Exercise objective
Below is a block of records. Copy every line in it that contains the word "xlabel".

Records provided
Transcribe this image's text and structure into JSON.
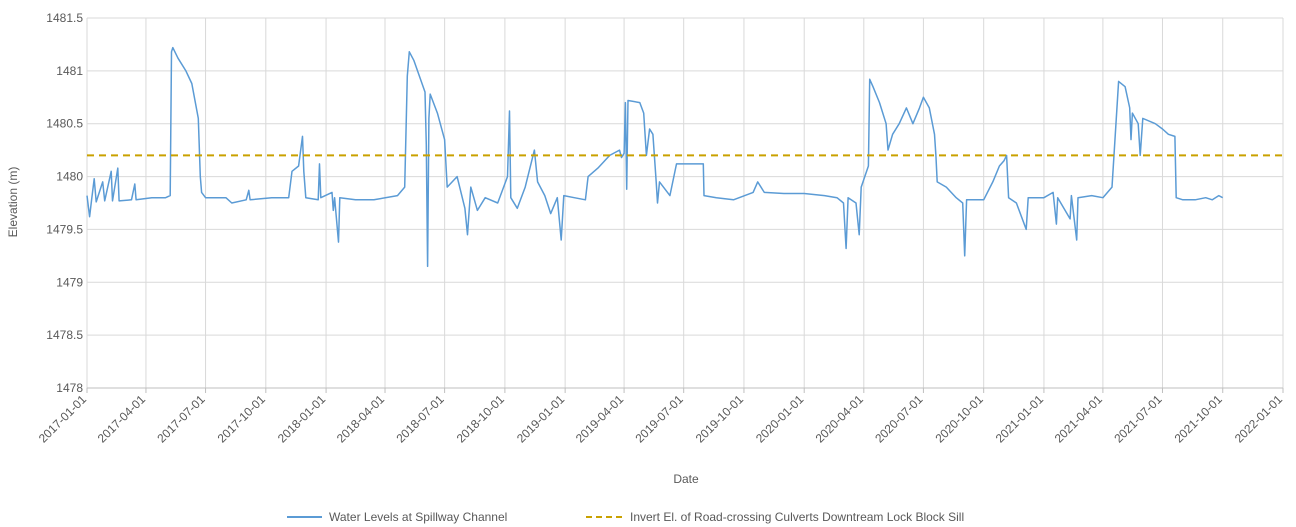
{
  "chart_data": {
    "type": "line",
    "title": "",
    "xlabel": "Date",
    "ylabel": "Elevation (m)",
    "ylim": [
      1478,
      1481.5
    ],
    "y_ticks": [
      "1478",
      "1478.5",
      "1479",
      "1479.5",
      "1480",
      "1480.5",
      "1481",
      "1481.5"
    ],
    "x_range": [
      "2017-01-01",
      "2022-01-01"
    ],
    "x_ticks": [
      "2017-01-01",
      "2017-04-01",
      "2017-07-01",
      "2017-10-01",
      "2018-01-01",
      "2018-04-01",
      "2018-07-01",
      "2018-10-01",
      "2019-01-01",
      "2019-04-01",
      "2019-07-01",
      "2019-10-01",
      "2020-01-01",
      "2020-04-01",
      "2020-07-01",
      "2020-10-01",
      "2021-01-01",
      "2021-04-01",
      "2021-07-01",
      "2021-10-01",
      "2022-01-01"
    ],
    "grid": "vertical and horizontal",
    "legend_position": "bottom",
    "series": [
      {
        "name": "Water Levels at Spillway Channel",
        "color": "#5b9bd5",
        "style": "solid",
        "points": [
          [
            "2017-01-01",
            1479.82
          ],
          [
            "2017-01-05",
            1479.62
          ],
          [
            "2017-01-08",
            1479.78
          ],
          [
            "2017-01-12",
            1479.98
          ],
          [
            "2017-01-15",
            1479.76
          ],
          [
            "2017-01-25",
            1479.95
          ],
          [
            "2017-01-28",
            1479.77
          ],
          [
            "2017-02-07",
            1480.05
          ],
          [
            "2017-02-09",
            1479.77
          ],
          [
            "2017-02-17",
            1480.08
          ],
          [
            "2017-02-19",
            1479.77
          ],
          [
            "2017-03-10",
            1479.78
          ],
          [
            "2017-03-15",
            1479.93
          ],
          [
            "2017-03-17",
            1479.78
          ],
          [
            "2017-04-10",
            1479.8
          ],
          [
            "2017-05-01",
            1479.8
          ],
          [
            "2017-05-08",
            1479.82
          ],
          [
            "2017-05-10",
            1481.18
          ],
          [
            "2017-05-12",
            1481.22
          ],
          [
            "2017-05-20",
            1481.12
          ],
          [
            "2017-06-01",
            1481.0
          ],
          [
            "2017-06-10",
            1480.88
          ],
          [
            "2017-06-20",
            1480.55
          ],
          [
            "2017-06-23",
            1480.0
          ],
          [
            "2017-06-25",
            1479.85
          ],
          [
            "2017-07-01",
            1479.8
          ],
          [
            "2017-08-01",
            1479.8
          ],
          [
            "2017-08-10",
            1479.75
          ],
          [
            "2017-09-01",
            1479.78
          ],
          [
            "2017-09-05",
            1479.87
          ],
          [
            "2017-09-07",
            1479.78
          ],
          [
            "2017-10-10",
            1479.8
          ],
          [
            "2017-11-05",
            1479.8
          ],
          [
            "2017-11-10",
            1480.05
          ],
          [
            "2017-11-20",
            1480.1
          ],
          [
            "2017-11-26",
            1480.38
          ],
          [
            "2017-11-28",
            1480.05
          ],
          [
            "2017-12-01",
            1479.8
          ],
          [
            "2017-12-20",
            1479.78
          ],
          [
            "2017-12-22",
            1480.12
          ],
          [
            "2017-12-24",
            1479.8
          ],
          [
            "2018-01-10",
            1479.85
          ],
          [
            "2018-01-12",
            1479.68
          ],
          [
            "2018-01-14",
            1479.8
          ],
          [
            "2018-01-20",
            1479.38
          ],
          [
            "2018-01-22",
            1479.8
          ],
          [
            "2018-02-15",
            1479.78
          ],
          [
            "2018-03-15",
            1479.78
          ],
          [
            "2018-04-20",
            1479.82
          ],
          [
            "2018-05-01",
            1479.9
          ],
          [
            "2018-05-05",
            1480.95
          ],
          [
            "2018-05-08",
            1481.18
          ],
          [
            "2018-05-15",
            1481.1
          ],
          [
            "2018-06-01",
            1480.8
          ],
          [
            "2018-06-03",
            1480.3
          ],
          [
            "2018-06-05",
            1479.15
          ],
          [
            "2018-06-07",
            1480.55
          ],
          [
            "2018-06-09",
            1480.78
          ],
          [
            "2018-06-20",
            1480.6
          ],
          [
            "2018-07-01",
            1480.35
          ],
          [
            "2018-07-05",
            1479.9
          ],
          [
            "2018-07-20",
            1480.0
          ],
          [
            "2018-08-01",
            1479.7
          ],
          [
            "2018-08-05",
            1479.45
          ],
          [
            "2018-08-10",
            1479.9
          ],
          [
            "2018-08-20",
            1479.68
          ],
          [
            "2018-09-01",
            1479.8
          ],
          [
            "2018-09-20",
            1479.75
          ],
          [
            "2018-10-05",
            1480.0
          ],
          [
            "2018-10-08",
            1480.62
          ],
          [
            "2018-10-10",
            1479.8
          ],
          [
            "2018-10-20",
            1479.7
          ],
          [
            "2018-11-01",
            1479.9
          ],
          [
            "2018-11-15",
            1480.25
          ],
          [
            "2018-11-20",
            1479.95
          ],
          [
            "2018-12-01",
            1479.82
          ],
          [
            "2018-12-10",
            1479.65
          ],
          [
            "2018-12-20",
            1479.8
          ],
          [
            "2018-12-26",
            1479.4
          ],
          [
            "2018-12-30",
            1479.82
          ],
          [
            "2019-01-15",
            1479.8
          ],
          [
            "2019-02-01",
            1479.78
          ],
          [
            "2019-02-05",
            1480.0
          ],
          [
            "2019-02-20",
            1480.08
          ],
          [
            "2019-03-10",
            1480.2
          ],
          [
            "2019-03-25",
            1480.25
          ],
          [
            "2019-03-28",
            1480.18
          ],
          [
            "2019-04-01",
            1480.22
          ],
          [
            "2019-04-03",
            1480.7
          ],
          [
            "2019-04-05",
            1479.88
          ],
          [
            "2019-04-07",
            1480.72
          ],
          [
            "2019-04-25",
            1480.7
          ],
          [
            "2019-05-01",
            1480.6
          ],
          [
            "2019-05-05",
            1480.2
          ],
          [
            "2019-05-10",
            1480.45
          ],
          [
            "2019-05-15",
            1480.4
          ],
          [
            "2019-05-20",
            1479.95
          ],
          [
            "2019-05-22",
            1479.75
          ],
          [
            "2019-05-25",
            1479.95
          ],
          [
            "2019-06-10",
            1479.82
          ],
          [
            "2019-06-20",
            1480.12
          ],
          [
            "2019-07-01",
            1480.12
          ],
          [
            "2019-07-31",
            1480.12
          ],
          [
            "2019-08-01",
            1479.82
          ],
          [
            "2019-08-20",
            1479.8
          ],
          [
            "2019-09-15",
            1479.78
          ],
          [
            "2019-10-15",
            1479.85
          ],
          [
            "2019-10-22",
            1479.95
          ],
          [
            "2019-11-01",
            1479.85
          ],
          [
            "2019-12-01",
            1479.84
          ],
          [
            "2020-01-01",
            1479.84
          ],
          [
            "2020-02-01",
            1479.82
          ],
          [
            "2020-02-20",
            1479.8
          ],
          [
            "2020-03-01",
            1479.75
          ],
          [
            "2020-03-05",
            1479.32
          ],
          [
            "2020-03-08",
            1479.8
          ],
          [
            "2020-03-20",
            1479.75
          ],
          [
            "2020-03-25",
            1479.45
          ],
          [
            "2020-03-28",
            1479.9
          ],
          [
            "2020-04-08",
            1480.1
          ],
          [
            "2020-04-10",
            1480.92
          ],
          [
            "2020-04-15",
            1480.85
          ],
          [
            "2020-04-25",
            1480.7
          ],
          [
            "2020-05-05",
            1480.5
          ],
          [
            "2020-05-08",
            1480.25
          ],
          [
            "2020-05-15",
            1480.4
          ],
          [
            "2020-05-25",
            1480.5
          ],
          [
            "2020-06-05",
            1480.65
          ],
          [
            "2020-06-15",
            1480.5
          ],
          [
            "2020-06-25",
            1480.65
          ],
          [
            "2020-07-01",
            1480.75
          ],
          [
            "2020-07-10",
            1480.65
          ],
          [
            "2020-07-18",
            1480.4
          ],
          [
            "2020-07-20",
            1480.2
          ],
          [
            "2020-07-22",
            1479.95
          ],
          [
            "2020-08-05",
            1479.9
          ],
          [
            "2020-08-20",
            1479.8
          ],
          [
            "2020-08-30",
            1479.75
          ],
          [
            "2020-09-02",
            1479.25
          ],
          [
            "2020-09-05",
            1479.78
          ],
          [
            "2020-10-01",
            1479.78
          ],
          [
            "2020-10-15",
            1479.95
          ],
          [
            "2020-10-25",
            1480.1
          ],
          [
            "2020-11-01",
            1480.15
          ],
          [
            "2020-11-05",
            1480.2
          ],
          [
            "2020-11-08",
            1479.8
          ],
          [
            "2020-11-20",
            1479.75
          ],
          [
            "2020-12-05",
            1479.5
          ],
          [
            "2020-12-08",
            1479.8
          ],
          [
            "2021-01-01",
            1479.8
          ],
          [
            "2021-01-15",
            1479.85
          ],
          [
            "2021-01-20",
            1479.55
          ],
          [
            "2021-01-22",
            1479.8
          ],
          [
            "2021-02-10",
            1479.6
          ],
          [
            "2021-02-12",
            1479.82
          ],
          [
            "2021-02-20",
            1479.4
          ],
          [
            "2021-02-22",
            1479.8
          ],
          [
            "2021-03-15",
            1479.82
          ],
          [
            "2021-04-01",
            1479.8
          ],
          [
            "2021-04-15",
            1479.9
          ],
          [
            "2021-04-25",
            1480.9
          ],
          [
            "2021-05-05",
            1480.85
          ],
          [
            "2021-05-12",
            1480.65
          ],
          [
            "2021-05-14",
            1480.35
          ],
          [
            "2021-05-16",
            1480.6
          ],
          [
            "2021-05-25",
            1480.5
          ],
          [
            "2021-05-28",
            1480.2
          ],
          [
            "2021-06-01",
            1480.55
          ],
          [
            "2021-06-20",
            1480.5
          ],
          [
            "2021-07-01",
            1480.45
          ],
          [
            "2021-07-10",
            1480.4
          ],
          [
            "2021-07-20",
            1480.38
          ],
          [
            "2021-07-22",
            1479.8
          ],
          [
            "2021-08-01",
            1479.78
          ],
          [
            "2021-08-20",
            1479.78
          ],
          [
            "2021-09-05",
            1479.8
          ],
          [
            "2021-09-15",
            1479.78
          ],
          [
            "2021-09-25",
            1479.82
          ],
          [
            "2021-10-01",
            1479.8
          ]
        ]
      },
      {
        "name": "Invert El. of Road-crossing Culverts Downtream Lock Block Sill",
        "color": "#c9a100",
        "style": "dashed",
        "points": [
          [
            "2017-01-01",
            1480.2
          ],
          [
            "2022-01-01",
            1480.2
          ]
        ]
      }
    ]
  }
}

--

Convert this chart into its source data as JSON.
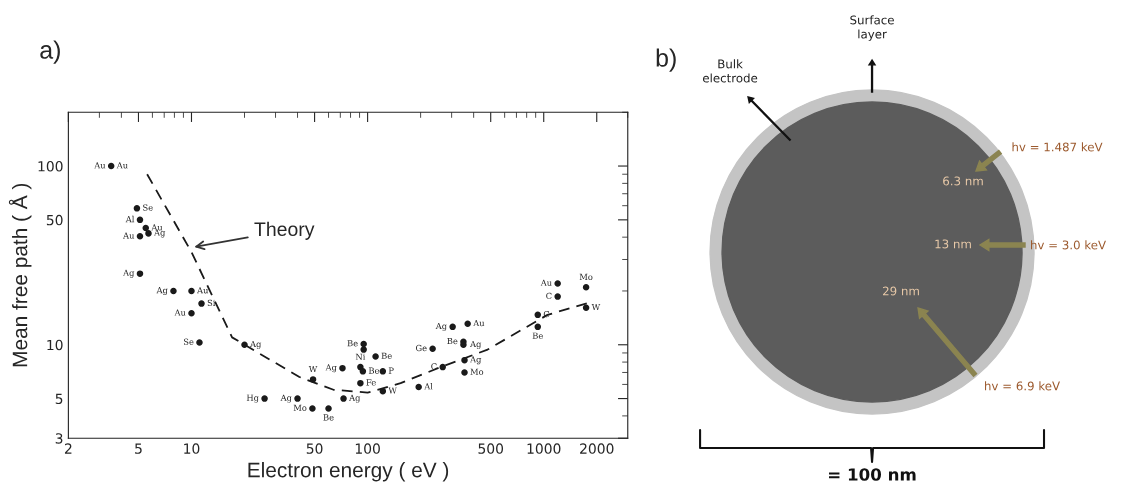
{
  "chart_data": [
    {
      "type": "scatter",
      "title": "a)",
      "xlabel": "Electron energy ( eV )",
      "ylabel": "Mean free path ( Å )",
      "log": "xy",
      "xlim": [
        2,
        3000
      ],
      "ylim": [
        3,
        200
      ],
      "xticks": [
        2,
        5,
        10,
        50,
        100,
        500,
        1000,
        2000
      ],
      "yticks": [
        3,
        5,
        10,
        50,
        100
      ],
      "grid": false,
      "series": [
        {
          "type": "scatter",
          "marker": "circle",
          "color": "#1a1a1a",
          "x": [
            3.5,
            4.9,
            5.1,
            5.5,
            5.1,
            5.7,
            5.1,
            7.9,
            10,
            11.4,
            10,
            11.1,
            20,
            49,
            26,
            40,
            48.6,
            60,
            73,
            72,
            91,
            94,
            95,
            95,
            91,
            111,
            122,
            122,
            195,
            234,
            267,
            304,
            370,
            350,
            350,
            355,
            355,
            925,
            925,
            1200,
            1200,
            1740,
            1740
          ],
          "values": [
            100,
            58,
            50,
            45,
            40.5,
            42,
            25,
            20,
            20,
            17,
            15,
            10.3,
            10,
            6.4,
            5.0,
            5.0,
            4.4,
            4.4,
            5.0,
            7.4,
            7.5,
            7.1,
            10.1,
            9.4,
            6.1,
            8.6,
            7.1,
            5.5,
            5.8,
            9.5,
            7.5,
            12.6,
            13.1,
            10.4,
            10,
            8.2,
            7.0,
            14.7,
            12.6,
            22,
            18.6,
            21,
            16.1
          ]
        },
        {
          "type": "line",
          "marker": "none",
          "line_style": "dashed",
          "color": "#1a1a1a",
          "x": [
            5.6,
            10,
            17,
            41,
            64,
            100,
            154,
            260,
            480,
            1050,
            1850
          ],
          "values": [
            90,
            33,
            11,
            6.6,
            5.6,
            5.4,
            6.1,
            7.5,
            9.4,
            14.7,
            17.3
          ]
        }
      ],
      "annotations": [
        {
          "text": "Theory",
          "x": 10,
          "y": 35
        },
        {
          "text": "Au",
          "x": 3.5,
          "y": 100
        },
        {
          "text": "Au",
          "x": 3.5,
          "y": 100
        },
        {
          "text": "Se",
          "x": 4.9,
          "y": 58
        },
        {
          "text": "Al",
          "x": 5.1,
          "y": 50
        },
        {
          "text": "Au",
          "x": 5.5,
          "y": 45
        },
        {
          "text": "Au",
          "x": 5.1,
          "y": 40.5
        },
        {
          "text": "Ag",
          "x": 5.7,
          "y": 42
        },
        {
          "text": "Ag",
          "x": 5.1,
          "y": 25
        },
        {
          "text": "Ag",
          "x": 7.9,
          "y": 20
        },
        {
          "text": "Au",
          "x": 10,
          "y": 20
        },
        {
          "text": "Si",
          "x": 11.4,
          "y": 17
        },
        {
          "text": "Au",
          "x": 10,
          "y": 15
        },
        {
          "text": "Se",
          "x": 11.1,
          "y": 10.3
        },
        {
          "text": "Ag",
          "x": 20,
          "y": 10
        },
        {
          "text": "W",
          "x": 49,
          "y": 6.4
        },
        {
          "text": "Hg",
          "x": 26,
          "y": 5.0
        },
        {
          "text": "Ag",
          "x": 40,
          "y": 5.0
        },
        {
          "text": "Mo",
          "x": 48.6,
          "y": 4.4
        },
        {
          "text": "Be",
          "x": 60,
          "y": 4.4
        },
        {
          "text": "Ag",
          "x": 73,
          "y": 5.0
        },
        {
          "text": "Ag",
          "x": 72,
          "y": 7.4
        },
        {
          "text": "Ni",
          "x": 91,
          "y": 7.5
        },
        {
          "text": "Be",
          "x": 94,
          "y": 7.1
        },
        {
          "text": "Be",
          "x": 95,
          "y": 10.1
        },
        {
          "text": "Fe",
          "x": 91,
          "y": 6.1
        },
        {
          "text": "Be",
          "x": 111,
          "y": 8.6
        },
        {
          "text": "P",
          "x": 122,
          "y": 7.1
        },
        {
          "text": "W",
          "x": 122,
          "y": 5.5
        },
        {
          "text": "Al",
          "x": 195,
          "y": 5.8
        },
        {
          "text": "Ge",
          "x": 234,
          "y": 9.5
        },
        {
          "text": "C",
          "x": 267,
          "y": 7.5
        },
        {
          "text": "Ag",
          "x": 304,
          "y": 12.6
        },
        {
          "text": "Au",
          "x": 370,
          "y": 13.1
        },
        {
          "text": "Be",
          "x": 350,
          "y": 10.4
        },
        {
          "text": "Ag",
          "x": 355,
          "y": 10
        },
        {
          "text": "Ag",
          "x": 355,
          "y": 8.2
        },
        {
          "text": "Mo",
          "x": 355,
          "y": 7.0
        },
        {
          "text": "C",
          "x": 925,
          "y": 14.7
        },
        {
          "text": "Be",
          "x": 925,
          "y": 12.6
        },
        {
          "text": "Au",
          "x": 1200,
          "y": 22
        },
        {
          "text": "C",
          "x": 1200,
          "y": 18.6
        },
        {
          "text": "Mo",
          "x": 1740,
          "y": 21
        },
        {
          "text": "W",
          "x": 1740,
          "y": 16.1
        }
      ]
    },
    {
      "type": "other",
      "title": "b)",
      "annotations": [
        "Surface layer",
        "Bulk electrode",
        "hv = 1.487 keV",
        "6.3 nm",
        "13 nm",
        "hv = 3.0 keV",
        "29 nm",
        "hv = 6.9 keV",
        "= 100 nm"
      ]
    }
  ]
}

Expected output
    "xlabel": "Date",
      "xlabel": "Electron energy ( eV )",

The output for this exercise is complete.